Collected data entries

┄┄┄┄┄┄┄┄┄┄

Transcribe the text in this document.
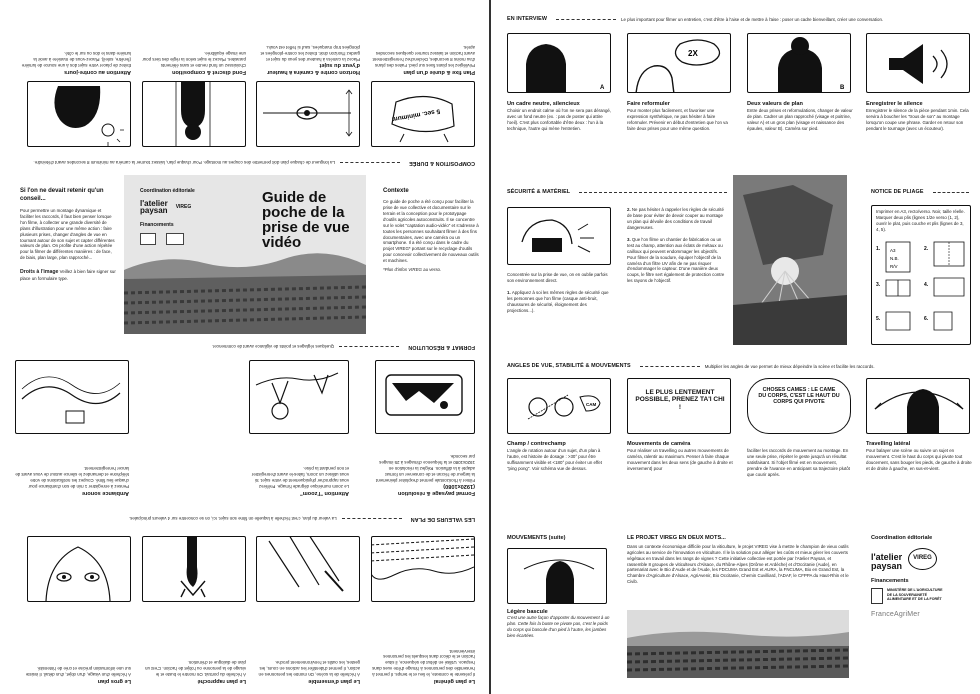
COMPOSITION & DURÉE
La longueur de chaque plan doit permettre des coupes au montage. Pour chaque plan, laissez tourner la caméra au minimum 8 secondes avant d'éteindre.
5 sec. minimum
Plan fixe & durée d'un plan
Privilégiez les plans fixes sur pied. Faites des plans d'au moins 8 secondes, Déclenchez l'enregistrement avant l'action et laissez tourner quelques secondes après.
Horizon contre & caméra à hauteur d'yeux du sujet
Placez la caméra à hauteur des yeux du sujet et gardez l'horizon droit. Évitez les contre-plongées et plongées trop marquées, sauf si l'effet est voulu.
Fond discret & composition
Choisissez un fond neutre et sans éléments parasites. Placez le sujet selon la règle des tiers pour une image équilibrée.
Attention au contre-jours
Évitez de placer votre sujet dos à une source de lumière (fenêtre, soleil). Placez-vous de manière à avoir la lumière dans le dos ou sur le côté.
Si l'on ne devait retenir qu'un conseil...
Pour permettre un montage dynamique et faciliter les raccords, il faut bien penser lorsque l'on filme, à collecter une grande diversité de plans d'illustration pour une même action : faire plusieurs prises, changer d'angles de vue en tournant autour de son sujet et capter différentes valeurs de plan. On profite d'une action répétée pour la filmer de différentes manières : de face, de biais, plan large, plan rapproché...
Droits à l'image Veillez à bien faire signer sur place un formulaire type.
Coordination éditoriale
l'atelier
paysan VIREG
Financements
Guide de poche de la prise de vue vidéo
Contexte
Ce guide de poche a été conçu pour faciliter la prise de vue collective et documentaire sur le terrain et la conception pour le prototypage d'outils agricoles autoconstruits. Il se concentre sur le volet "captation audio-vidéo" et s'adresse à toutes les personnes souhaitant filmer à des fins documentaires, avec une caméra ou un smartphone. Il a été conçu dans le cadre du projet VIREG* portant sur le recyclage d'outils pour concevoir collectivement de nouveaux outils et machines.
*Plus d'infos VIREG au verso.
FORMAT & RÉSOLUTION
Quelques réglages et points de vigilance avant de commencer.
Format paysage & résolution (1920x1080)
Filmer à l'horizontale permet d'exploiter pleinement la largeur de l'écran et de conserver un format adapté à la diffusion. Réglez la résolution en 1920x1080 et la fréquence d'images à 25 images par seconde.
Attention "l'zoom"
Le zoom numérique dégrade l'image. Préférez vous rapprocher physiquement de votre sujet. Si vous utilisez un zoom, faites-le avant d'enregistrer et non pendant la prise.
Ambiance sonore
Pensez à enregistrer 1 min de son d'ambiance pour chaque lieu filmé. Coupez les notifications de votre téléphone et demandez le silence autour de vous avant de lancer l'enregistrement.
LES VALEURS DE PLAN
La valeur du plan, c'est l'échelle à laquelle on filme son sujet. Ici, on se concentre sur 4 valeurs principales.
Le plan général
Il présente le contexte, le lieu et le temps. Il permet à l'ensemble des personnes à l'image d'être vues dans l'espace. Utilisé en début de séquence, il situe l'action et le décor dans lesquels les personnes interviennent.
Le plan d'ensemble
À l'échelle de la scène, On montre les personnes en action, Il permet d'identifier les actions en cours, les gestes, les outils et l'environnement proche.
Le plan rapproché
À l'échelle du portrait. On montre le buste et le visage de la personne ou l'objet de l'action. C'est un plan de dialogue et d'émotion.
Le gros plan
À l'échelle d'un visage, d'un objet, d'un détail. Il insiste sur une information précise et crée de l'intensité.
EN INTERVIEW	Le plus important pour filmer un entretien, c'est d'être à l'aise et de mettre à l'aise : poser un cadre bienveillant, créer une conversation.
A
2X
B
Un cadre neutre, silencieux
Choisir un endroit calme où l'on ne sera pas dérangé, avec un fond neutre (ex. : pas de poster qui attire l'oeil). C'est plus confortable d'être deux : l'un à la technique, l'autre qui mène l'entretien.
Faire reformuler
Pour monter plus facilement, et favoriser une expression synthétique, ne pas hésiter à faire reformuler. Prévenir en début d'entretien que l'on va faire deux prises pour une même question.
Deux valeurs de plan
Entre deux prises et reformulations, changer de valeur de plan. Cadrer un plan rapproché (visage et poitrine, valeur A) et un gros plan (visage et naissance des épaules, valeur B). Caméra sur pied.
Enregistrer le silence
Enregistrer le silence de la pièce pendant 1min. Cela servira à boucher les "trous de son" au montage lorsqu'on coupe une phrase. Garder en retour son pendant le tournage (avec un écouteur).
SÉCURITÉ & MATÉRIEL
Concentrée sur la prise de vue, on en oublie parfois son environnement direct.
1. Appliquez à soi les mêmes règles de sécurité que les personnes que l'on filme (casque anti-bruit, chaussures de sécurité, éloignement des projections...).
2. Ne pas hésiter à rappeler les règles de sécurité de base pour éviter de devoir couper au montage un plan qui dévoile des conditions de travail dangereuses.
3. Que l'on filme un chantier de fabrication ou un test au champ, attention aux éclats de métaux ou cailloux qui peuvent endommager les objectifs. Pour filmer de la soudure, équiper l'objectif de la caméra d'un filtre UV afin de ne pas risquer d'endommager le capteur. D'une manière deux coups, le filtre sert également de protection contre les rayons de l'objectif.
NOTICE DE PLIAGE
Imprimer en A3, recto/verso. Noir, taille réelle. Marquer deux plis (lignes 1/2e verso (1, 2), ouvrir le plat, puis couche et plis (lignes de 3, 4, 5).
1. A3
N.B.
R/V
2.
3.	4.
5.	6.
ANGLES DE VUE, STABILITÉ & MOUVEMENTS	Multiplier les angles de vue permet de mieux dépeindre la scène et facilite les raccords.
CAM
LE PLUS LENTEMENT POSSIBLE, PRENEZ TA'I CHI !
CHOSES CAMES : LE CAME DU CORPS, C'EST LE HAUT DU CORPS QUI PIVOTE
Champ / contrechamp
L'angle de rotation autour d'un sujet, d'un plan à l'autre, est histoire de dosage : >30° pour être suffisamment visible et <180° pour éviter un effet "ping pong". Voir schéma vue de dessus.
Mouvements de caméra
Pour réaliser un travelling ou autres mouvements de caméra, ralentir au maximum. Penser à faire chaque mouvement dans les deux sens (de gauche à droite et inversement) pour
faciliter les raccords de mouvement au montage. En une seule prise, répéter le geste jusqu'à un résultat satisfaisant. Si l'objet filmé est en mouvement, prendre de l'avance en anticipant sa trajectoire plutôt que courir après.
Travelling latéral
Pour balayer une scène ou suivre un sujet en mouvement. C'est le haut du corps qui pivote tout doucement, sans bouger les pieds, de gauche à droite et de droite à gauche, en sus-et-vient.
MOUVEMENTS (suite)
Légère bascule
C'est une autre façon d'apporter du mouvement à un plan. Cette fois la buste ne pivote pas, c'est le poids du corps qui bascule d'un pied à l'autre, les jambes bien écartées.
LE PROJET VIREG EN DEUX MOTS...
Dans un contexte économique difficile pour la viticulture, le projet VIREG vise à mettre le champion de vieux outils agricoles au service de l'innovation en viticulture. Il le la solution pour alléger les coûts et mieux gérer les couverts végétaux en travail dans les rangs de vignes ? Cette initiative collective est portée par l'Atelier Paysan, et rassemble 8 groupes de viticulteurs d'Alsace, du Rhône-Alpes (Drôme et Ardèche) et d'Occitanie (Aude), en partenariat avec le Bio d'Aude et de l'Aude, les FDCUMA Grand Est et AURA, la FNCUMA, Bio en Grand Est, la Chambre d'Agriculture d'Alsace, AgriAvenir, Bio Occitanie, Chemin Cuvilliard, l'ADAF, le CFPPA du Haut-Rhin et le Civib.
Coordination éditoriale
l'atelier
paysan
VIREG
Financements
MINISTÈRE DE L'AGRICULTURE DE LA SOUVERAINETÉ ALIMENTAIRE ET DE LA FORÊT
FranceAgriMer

┄┄┄┄┄┄┄┄┄┄

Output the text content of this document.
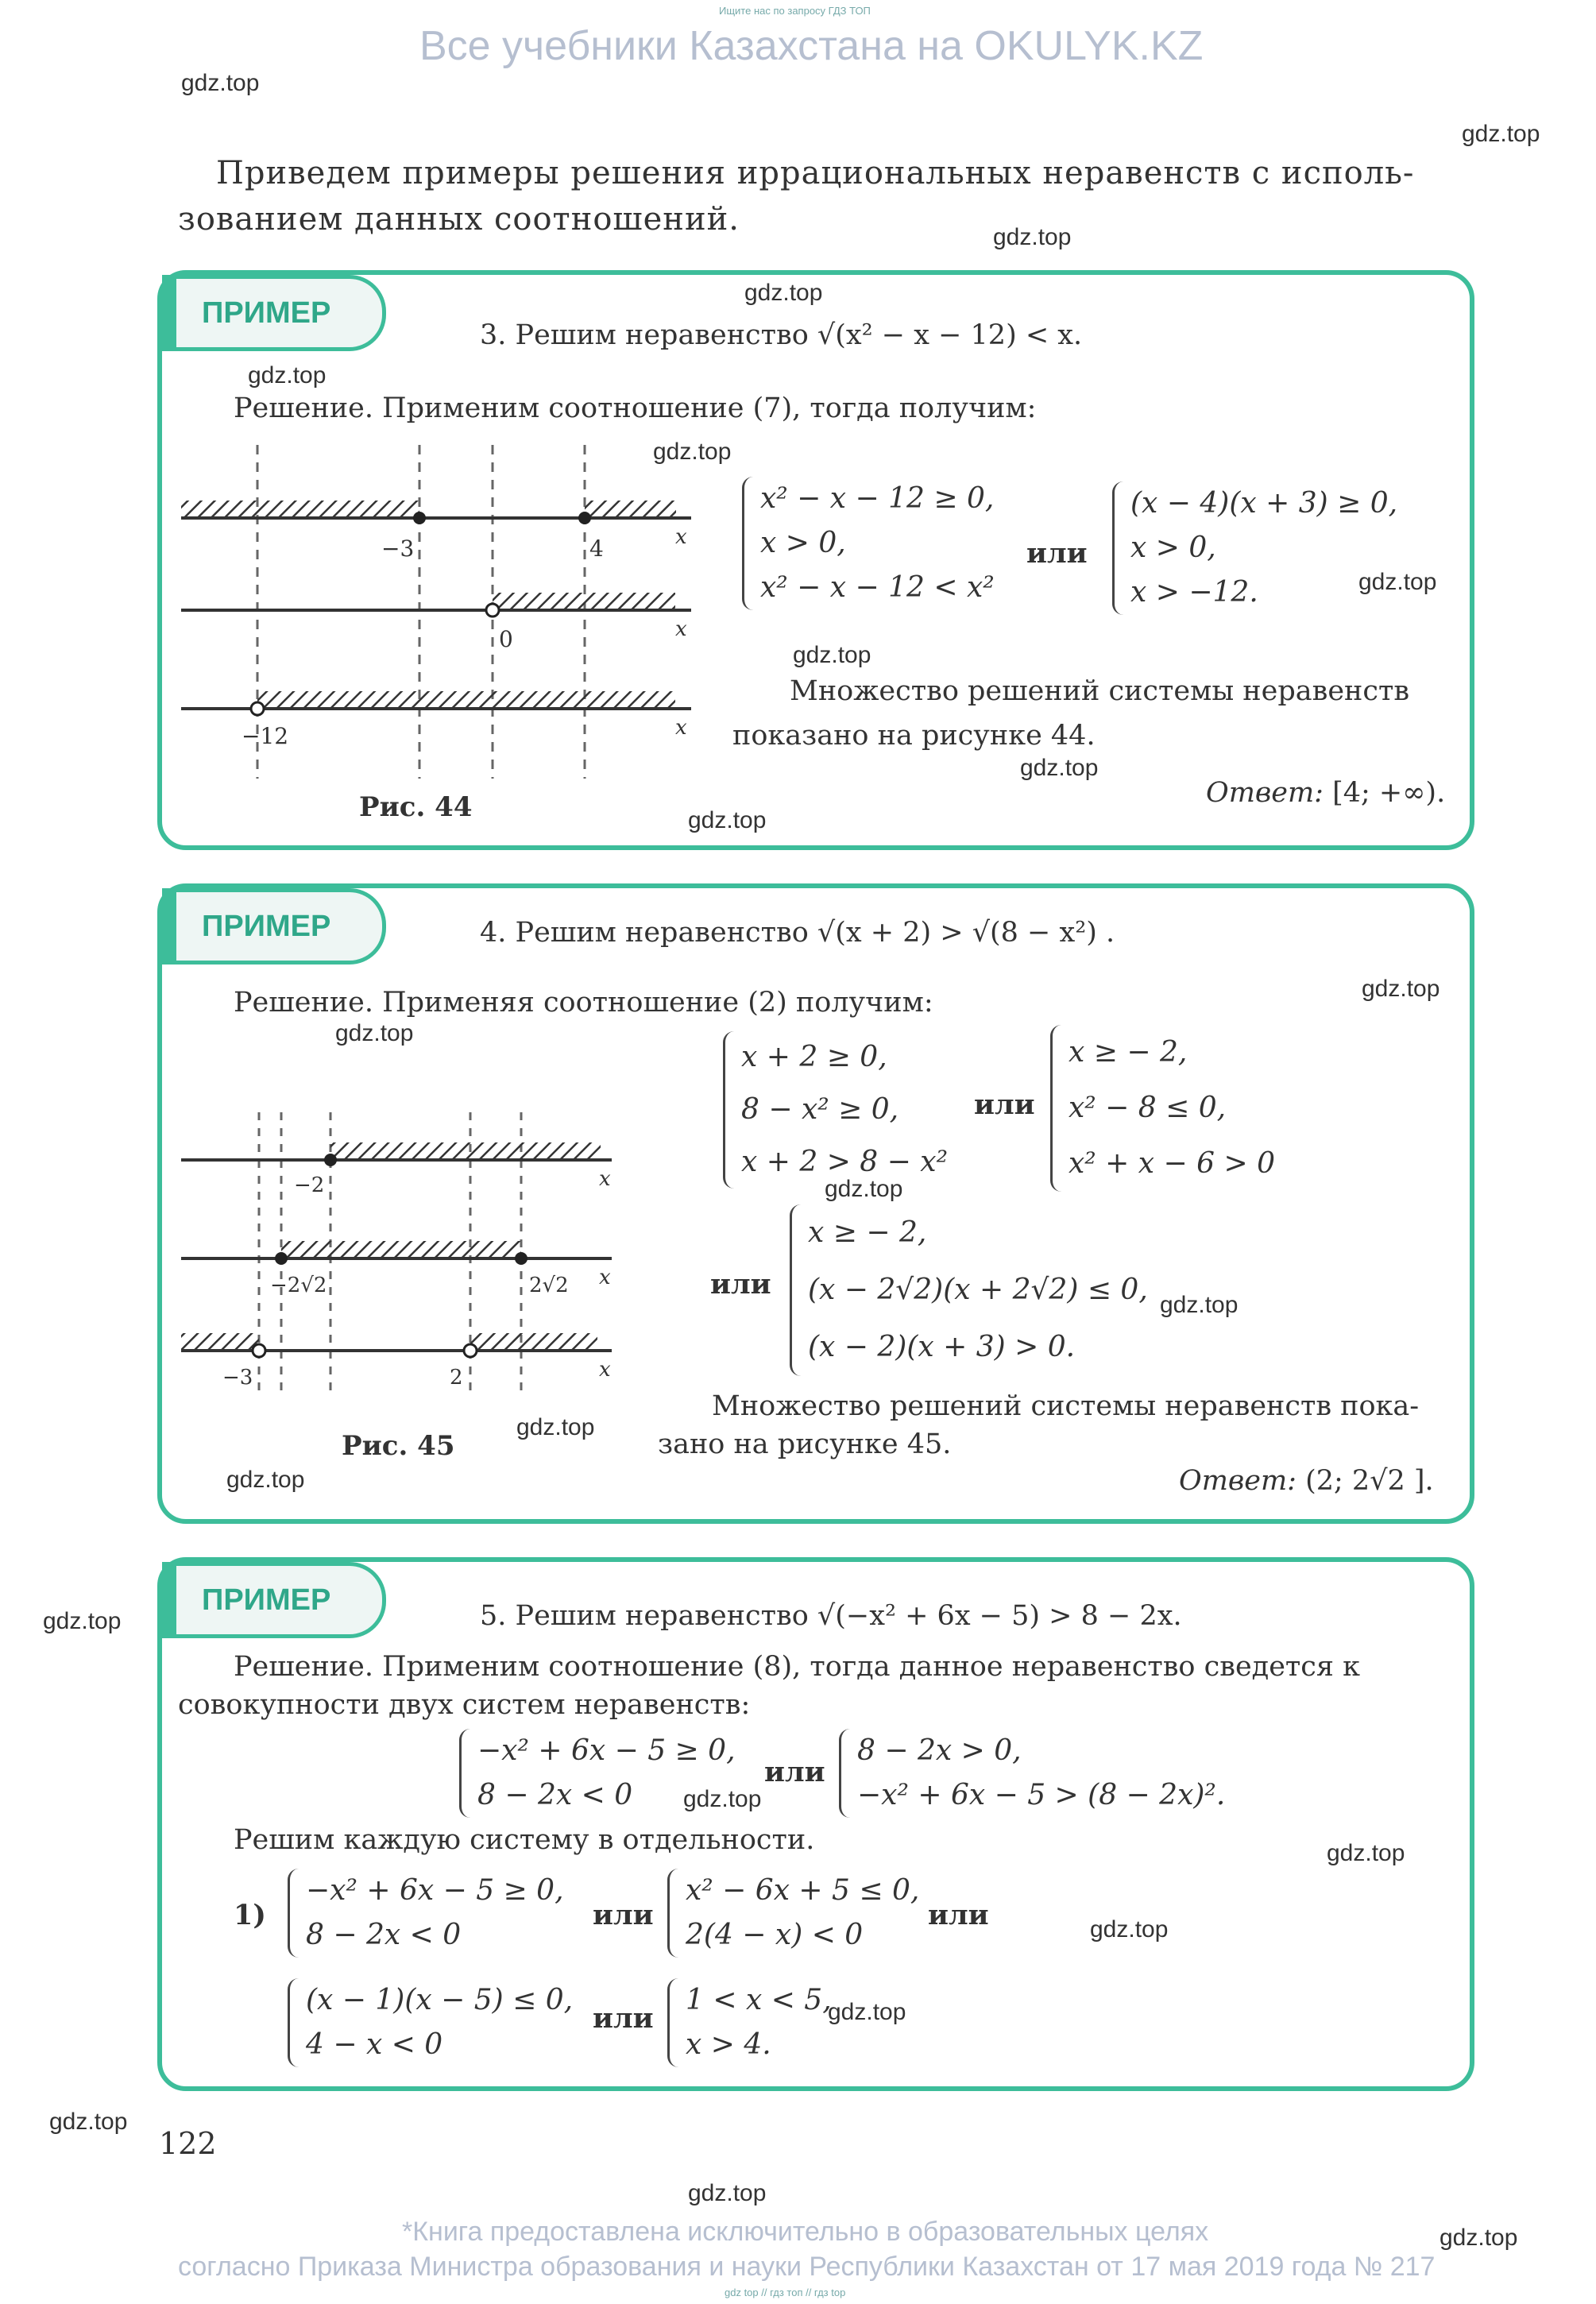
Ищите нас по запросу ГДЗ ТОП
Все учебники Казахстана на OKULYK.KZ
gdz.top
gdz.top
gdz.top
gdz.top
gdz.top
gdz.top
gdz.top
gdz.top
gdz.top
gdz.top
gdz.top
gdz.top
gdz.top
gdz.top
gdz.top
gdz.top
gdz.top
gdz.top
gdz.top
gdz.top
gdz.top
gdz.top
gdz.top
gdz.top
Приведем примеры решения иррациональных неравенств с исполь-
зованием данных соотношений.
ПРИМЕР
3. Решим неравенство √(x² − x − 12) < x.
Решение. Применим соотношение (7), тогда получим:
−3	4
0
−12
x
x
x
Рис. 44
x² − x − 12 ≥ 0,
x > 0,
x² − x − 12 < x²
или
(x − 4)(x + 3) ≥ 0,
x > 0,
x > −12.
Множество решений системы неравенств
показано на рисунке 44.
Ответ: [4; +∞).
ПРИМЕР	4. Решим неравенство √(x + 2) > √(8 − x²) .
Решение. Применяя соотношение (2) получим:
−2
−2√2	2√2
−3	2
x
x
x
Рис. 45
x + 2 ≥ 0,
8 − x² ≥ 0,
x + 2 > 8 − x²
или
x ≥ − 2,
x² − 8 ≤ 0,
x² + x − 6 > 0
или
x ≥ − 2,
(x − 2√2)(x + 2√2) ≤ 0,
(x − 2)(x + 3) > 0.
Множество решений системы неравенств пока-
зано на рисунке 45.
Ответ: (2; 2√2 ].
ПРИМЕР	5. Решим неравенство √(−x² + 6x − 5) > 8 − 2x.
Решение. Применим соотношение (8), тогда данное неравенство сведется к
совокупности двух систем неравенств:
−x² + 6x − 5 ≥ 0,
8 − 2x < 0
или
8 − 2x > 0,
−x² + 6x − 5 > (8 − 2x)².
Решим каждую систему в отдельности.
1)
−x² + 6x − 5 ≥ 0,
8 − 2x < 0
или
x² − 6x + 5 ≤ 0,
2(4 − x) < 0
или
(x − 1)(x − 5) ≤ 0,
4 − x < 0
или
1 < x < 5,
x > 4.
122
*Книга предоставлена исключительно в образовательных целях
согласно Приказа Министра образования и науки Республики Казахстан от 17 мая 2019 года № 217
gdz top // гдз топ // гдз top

┄┄┄┄┄┄┄┄┄┄

Scan the listing above and identify each line holding the string "системы"; copy every such line.

Множество решений системы неравенств
Множество решений системы неравенств пока-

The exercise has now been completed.